• Goal of the exercise
Can you restate the records below word for word?

--

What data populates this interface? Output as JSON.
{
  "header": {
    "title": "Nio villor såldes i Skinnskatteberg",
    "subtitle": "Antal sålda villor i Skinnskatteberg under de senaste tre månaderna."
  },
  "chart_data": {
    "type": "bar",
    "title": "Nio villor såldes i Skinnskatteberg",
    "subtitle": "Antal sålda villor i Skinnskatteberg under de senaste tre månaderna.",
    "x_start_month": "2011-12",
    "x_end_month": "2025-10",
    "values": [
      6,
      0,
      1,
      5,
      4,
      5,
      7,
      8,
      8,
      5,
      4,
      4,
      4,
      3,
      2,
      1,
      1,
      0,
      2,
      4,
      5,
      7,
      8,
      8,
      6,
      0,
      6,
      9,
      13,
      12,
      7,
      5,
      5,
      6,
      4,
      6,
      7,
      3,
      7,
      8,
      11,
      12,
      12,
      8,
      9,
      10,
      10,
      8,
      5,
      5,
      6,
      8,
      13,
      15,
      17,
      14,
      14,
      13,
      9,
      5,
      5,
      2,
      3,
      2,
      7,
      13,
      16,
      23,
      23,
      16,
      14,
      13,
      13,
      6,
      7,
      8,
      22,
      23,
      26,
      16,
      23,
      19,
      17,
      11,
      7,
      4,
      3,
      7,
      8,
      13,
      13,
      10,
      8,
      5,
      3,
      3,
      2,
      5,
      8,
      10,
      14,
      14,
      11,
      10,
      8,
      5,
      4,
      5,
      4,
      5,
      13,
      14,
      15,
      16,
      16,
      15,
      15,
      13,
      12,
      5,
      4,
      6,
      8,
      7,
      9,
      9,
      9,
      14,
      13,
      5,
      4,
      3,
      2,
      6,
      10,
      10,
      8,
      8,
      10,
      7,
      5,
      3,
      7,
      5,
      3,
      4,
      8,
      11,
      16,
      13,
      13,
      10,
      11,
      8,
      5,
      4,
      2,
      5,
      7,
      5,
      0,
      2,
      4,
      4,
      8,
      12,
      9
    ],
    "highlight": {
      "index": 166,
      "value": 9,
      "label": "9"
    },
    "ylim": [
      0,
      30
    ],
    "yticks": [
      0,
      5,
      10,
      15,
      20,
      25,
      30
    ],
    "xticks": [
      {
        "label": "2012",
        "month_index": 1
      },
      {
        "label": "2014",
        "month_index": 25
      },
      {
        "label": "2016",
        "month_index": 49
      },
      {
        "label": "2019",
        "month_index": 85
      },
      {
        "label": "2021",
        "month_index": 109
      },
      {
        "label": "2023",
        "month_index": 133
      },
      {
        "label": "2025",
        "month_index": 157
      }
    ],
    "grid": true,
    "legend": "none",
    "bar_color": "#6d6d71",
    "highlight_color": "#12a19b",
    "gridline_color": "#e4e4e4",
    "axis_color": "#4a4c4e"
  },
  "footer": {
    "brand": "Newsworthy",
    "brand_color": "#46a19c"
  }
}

--

• Output for this exercise
What data populates this interface? Output as JSON.
{
  "header": {
    "title": "Nio villor såldes i Skinnskatteberg",
    "subtitle": "Antal sålda villor i Skinnskatteberg under de senaste tre månaderna."
  },
  "chart_data": {
    "type": "bar",
    "title": "Nio villor såldes i Skinnskatteberg",
    "subtitle": "Antal sålda villor i Skinnskatteberg under de senaste tre månaderna.",
    "x_start_month": "2011-12",
    "x_end_month": "2025-10",
    "values": [
      6,
      0,
      1,
      5,
      4,
      5,
      7,
      8,
      8,
      5,
      4,
      4,
      4,
      3,
      2,
      1,
      1,
      0,
      2,
      4,
      5,
      7,
      8,
      8,
      6,
      0,
      6,
      9,
      13,
      12,
      7,
      5,
      5,
      6,
      4,
      6,
      7,
      3,
      7,
      8,
      11,
      12,
      12,
      8,
      9,
      10,
      10,
      8,
      5,
      5,
      6,
      8,
      13,
      15,
      17,
      14,
      14,
      13,
      9,
      5,
      5,
      2,
      3,
      2,
      7,
      13,
      16,
      23,
      23,
      16,
      14,
      13,
      13,
      6,
      7,
      8,
      22,
      23,
      26,
      16,
      23,
      19,
      17,
      11,
      7,
      4,
      3,
      7,
      8,
      13,
      13,
      10,
      8,
      5,
      3,
      3,
      2,
      5,
      8,
      10,
      14,
      14,
      11,
      10,
      8,
      5,
      4,
      5,
      4,
      5,
      13,
      14,
      15,
      16,
      16,
      15,
      15,
      13,
      12,
      5,
      4,
      6,
      8,
      7,
      9,
      9,
      9,
      14,
      13,
      5,
      4,
      3,
      2,
      6,
      10,
      10,
      8,
      8,
      10,
      7,
      5,
      3,
      7,
      5,
      3,
      4,
      8,
      11,
      16,
      13,
      13,
      10,
      11,
      8,
      5,
      4,
      2,
      5,
      7,
      5,
      0,
      2,
      4,
      4,
      8,
      12,
      9
    ],
    "highlight": {
      "index": 166,
      "value": 9,
      "label": "9"
    },
    "ylim": [
      0,
      30
    ],
    "yticks": [
      0,
      5,
      10,
      15,
      20,
      25,
      30
    ],
    "xticks": [
      {
        "label": "2012",
        "month_index": 1
      },
      {
        "label": "2014",
        "month_index": 25
      },
      {
        "label": "2016",
        "month_index": 49
      },
      {
        "label": "2019",
        "month_index": 85
      },
      {
        "label": "2021",
        "month_index": 109
      },
      {
        "label": "2023",
        "month_index": 133
      },
      {
        "label": "2025",
        "month_index": 157
      }
    ],
    "grid": true,
    "legend": "none",
    "bar_color": "#6d6d71",
    "highlight_color": "#12a19b",
    "gridline_color": "#e4e4e4",
    "axis_color": "#4a4c4e"
  },
  "footer": {
    "brand": "Newsworthy",
    "brand_color": "#46a19c"
  }
}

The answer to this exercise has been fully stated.